Texto:
· · · · · · ·

A primeira tentação começa com uma provocação. “Se Filius Deis es… (Se és Filho de Deus…)”. O demônio quer provocar o Cristo. No dizer popular, ele está “jogando verde para ver se colhe maduro”. O diabo quer testar a carne de Jesus, ele quer ver se pode inspirar os pecados bestiais, que rebaixam a natureza humana.
Ora, Jesus passou quarenta dias jejuando, é óbvio que sentiu fome. É interessante notar que muitas pessoas acreditam que o número quarenta é apenas simbólico, mas não acredito. É perfeitamente plausível que Jesus tenha feito esse jejum rigoroso. Vejamos, ele não estava sem água. Os Evangelhos não falam nada de água. Jejum é de comida, não existe jejum de água. Nunca, em toda tradição judaico-cristã houve jejum de água.
Agora, pode um homem ficar quarenta dias sem comer. Se tiver bom porte físico, sim, pode perfeitamente. Mais de uma vez ouvimos histórias de sobreviventes que passaram em torno de quarenta dias (uns mais, outros menos) sem se alimentar. E Jesus tinha por te físico para isso, é alguém que conseguia carregar uma cruz d emadeira monte acima após ter sido flagelado.
Após quarenta dias no deserto, Jesus estava faminto, e o diabo soube se aproveitar disso. Já viu alguém comer depois de sentir muita fome? A voracidade é tamanha que, infelizmente, perguntamo-nos se aquilo é um homem ou um bicho (vide “O Bicho”, de Manuel Bandeira). O demônio é mestre em rebaixar os homens ao nível bestial, e ele traz exatamente essa prerrogativa para Cristo.

· · · · · · ·

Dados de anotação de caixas
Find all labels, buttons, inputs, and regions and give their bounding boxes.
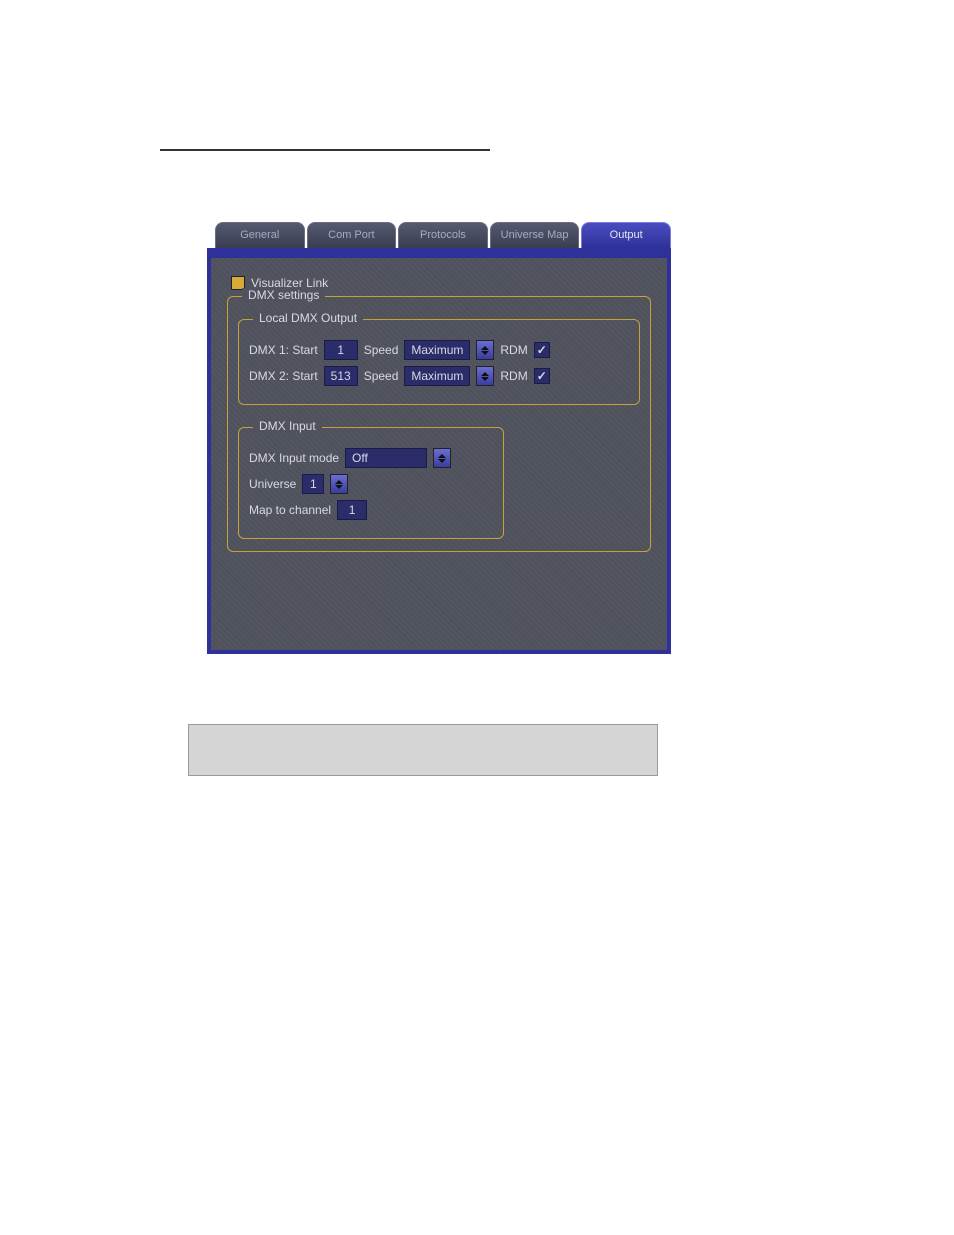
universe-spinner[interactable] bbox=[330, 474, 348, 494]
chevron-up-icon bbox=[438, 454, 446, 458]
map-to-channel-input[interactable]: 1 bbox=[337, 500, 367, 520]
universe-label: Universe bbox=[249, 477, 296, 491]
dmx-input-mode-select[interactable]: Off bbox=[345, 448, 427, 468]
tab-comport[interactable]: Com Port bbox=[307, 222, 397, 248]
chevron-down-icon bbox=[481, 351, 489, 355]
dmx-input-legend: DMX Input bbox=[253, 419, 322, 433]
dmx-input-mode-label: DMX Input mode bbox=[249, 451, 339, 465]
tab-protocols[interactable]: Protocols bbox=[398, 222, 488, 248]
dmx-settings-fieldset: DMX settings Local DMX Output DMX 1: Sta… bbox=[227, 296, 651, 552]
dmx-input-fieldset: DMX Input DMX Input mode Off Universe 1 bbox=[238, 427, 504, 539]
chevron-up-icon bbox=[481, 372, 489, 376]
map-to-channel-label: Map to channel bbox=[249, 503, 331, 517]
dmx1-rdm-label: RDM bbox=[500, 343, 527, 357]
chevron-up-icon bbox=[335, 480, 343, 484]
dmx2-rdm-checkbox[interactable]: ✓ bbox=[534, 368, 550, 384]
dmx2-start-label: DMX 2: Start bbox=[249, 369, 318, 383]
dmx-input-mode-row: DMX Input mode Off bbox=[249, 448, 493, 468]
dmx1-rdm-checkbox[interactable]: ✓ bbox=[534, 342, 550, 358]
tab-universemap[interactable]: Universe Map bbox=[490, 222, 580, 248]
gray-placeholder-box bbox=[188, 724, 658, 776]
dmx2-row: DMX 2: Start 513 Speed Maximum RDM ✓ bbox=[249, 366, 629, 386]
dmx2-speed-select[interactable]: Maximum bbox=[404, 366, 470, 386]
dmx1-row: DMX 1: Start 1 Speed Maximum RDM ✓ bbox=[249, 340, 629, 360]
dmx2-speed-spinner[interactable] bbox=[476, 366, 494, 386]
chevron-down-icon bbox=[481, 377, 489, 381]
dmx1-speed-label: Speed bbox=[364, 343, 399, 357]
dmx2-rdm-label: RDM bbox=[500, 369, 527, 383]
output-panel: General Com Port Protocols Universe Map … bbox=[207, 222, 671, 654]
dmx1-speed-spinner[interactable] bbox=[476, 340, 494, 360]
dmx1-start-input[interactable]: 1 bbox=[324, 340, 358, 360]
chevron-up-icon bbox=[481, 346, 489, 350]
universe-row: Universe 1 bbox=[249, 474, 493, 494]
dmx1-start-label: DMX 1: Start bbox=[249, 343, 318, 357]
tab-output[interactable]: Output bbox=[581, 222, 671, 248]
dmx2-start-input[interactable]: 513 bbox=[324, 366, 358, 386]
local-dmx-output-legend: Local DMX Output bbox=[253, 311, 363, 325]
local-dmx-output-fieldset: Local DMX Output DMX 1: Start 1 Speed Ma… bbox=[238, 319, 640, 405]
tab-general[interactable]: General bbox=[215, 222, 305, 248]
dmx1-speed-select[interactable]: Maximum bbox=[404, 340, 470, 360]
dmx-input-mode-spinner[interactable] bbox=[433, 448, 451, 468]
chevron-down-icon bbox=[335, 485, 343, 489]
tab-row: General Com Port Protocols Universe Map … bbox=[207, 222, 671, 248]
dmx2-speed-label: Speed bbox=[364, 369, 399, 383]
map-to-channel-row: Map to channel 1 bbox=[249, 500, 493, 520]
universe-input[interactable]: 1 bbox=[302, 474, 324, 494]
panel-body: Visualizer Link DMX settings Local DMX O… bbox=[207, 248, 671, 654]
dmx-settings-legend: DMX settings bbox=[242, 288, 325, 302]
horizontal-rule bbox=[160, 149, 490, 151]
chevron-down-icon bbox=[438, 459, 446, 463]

· · · · · · ·

Instruções de trabalho:
Reescreva de forma mais breve, por favor, o parágrafo do texto sobre a primeira tentação que começa com "Ora, Jesus passou quarenta dias jejuando", mantendo seus fatos principais.

Resultado da tarefa:
Jesus jejuou quarenta dias e, naturalmente, sentiu fome. Muitos acham que o número quarenta é só simbólico, mas o texto considera plausível esse jejum rigoroso. Ele não ficou sem água, pois os Evangelhos nada dizem sobre ela. Jejum é de comida, e nunca houve jejum de água na tradição judaico-cristã.